### WHAT YOU NEED TO DO
Write out the listing below without alteration, omitting its pictures.

(Chart and figure data)
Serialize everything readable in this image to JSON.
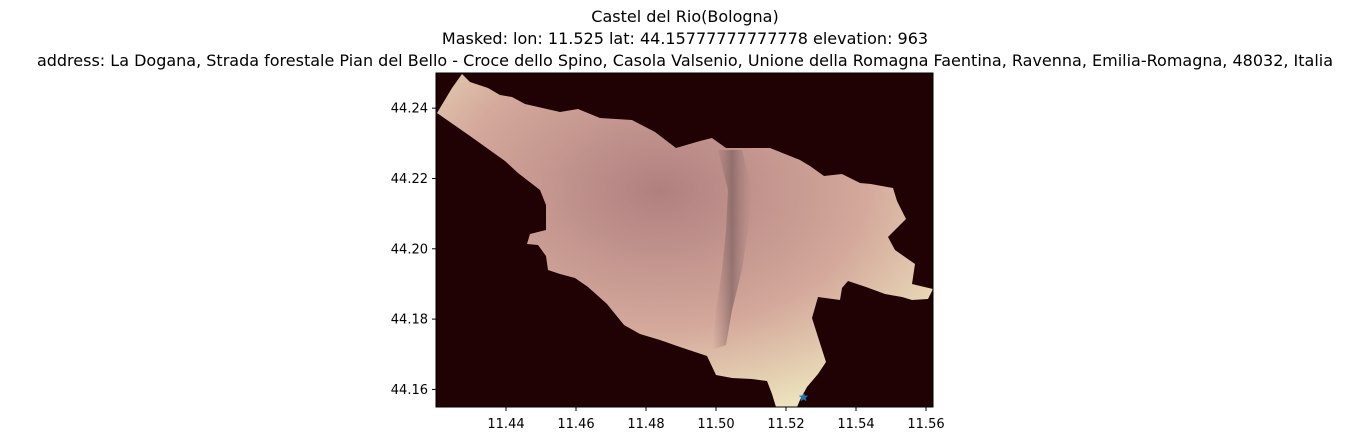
{
  "figure": {
    "title_line1": "Castel del Rio(Bologna)",
    "title_line2": "Masked: lon: 11.525 lat: 44.15777777777778 elevation: 963",
    "title_line3": "address: La Dogana, Strada forestale Pian del Bello - Croce dello Spino, Casola Valsenio, Unione della Romagna Faentina, Ravenna, Emilia-Romagna, 48032, Italia"
  },
  "chart_data": {
    "type": "heatmap",
    "xlim": [
      11.42,
      11.562
    ],
    "ylim": [
      44.155,
      44.25
    ],
    "x_ticks": [
      "11.44",
      "11.46",
      "11.48",
      "11.50",
      "11.52",
      "11.54",
      "11.56"
    ],
    "y_ticks": [
      "44.24",
      "44.22",
      "44.20",
      "44.18",
      "44.16"
    ],
    "background_color": "#200204",
    "colormap": "pink",
    "marker": {
      "lon": 11.525,
      "lat": 44.15777777777778,
      "color": "#1f77b4",
      "shape": "star"
    }
  },
  "colors": {
    "masked_background": "#200204",
    "terrain_low": "#7a5a55",
    "terrain_mid": "#c08a8a",
    "terrain_high": "#f3f0c0"
  }
}
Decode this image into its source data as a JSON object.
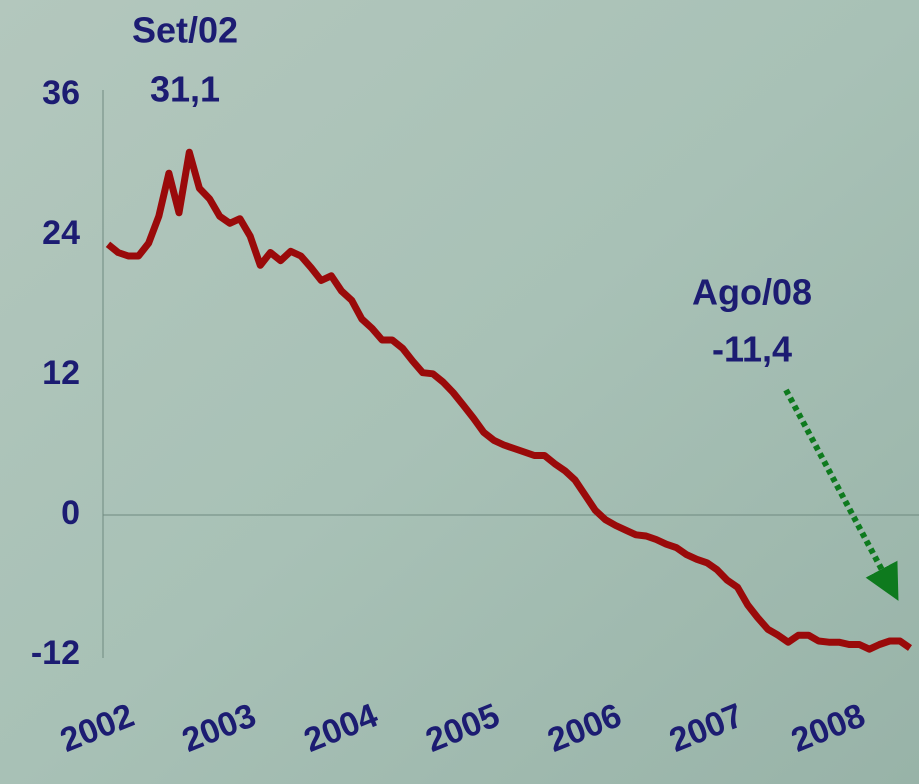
{
  "chart_data": {
    "type": "line",
    "annotations": [
      "Set/02",
      "31,1",
      "Ago/08",
      "-11,4"
    ],
    "x": [
      2002,
      2002.083,
      2002.167,
      2002.25,
      2002.333,
      2002.417,
      2002.5,
      2002.583,
      2002.667,
      2002.75,
      2002.833,
      2002.917,
      2003,
      2003.083,
      2003.167,
      2003.25,
      2003.333,
      2003.417,
      2003.5,
      2003.583,
      2003.667,
      2003.75,
      2003.833,
      2003.917,
      2004,
      2004.083,
      2004.167,
      2004.25,
      2004.333,
      2004.417,
      2004.5,
      2004.583,
      2004.667,
      2004.75,
      2004.833,
      2004.917,
      2005,
      2005.083,
      2005.167,
      2005.25,
      2005.333,
      2005.417,
      2005.5,
      2005.583,
      2005.667,
      2005.75,
      2005.833,
      2005.917,
      2006,
      2006.083,
      2006.167,
      2006.25,
      2006.333,
      2006.417,
      2006.5,
      2006.583,
      2006.667,
      2006.75,
      2006.833,
      2006.917,
      2007,
      2007.083,
      2007.167,
      2007.25,
      2007.333,
      2007.417,
      2007.5,
      2007.583,
      2007.667,
      2007.75,
      2007.833,
      2007.917,
      2008,
      2008.083,
      2008.167,
      2008.25,
      2008.333,
      2008.417,
      2008.5,
      2008.583
    ],
    "series": [
      {
        "color": "#9a0a0a",
        "values": [
          23.2,
          22.5,
          22.2,
          22.2,
          23.3,
          25.6,
          29.3,
          25.9,
          31.1,
          28,
          27.1,
          25.6,
          25,
          25.4,
          23.9,
          21.4,
          22.5,
          21.8,
          22.6,
          22.2,
          21.2,
          20.1,
          20.5,
          19.2,
          18.4,
          16.8,
          16,
          15,
          15,
          14.3,
          13.2,
          12.2,
          12.1,
          11.4,
          10.5,
          9.4,
          8.3,
          7.1,
          6.4,
          6,
          5.7,
          5.4,
          5.1,
          5.1,
          4.4,
          3.8,
          3,
          1.7,
          0.4,
          -0.4,
          -0.9,
          -1.3,
          -1.7,
          -1.8,
          -2.1,
          -2.5,
          -2.8,
          -3.4,
          -3.8,
          -4.1,
          -4.7,
          -5.6,
          -6.2,
          -7.7,
          -8.8,
          -9.8,
          -10.3,
          -10.9,
          -10.3,
          -10.3,
          -10.8,
          -10.9,
          -10.9,
          -11.1,
          -11.1,
          -11.5,
          -11.1,
          -10.8,
          -10.8,
          -11.4
        ]
      }
    ],
    "xlim": [
      2002,
      2008.583
    ],
    "xticks": [
      2002,
      2003,
      2004,
      2005,
      2006,
      2007,
      2008
    ],
    "ylim": [
      -12,
      36
    ],
    "yticks": [
      -12,
      0,
      12,
      24,
      36
    ]
  }
}
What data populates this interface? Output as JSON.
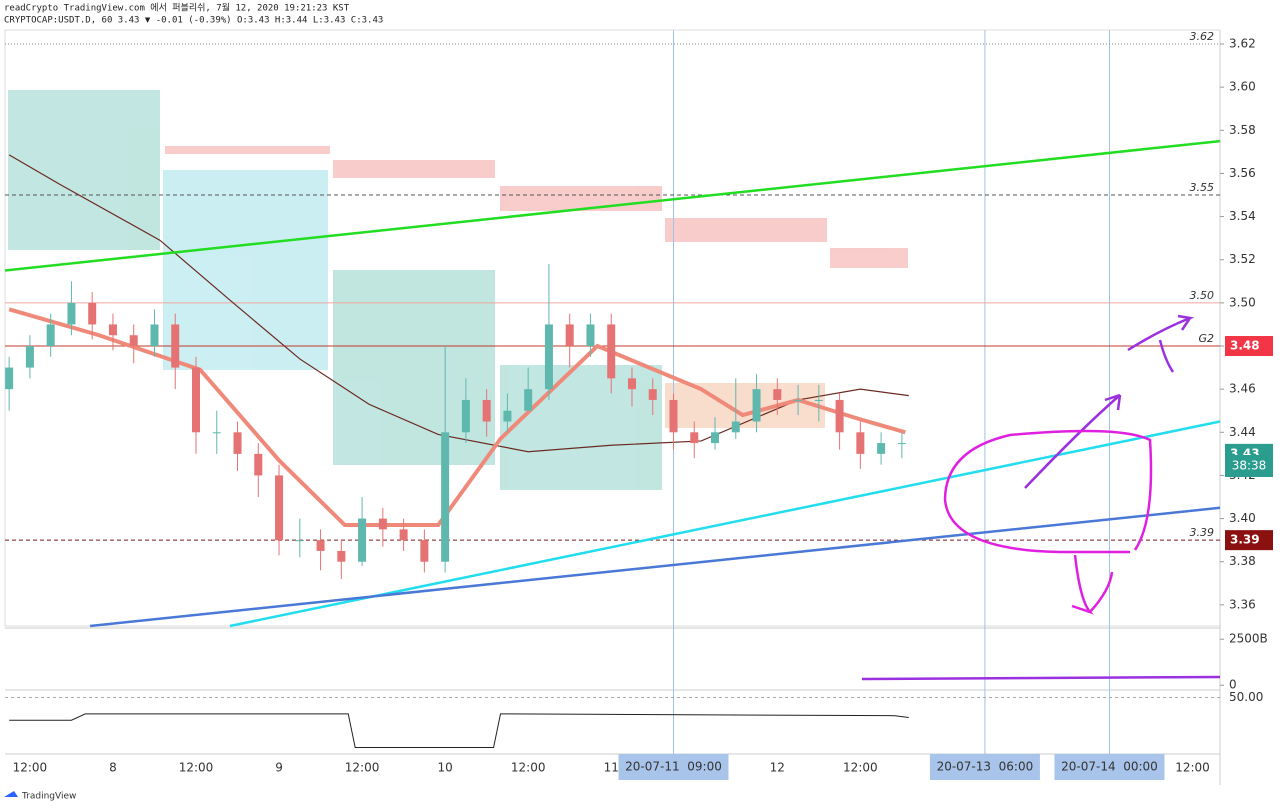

### RESULT
Serialize everything readable in this image to JSON.
{
  "figure": {
    "title_line1": "Castel del Rio(Bologna)",
    "title_line2": "Masked: lon: 11.525 lat: 44.15777777777778 elevation: 963",
    "title_line3": "address: La Dogana, Strada forestale Pian del Bello - Croce dello Spino, Casola Valsenio, Unione della Romagna Faentina, Ravenna, Emilia-Romagna, 48032, Italia"
  },
  "chart_data": {
    "type": "heatmap",
    "xlim": [
      11.42,
      11.562
    ],
    "ylim": [
      44.155,
      44.25
    ],
    "x_ticks": [
      "11.44",
      "11.46",
      "11.48",
      "11.50",
      "11.52",
      "11.54",
      "11.56"
    ],
    "y_ticks": [
      "44.24",
      "44.22",
      "44.20",
      "44.18",
      "44.16"
    ],
    "background_color": "#200204",
    "colormap": "pink",
    "marker": {
      "lon": 11.525,
      "lat": 44.15777777777778,
      "color": "#1f77b4",
      "shape": "star"
    }
  },
  "colors": {
    "masked_background": "#200204",
    "terrain_low": "#7a5a55",
    "terrain_mid": "#c08a8a",
    "terrain_high": "#f3f0c0"
  }
}
Decode this image into its source data as a JSON object.
{
  "chart_data": {
    "type": "line",
    "annotations": [
      "Set/02",
      "31,1",
      "Ago/08",
      "-11,4"
    ],
    "x": [
      2002,
      2002.083,
      2002.167,
      2002.25,
      2002.333,
      2002.417,
      2002.5,
      2002.583,
      2002.667,
      2002.75,
      2002.833,
      2002.917,
      2003,
      2003.083,
      2003.167,
      2003.25,
      2003.333,
      2003.417,
      2003.5,
      2003.583,
      2003.667,
      2003.75,
      2003.833,
      2003.917,
      2004,
      2004.083,
      2004.167,
      2004.25,
      2004.333,
      2004.417,
      2004.5,
      2004.583,
      2004.667,
      2004.75,
      2004.833,
      2004.917,
      2005,
      2005.083,
      2005.167,
      2005.25,
      2005.333,
      2005.417,
      2005.5,
      2005.583,
      2005.667,
      2005.75,
      2005.833,
      2005.917,
      2006,
      2006.083,
      2006.167,
      2006.25,
      2006.333,
      2006.417,
      2006.5,
      2006.583,
      2006.667,
      2006.75,
      2006.833,
      2006.917,
      2007,
      2007.083,
      2007.167,
      2007.25,
      2007.333,
      2007.417,
      2007.5,
      2007.583,
      2007.667,
      2007.75,
      2007.833,
      2007.917,
      2008,
      2008.083,
      2008.167,
      2008.25,
      2008.333,
      2008.417,
      2008.5,
      2008.583
    ],
    "series": [
      {
        "color": "#9a0a0a",
        "values": [
          23.2,
          22.5,
          22.2,
          22.2,
          23.3,
          25.6,
          29.3,
          25.9,
          31.1,
          28,
          27.1,
          25.6,
          25,
          25.4,
          23.9,
          21.4,
          22.5,
          21.8,
          22.6,
          22.2,
          21.2,
          20.1,
          20.5,
          19.2,
          18.4,
          16.8,
          16,
          15,
          15,
          14.3,
          13.2,
          12.2,
          12.1,
          11.4,
          10.5,
          9.4,
          8.3,
          7.1,
          6.4,
          6,
          5.7,
          5.4,
          5.1,
          5.1,
          4.4,
          3.8,
          3,
          1.7,
          0.4,
          -0.4,
          -0.9,
          -1.3,
          -1.7,
          -1.8,
          -2.1,
          -2.5,
          -2.8,
          -3.4,
          -3.8,
          -4.1,
          -4.7,
          -5.6,
          -6.2,
          -7.7,
          -8.8,
          -9.8,
          -10.3,
          -10.9,
          -10.3,
          -10.3,
          -10.8,
          -10.9,
          -10.9,
          -11.1,
          -11.1,
          -11.5,
          -11.1,
          -10.8,
          -10.8,
          -11.4
        ]
      }
    ],
    "xlim": [
      2002,
      2008.583
    ],
    "xticks": [
      2002,
      2003,
      2004,
      2005,
      2006,
      2007,
      2008
    ],
    "ylim": [
      -12,
      36
    ],
    "yticks": [
      -12,
      0,
      12,
      24,
      36
    ]
  }
}
What data populates this interface? Output as JSON.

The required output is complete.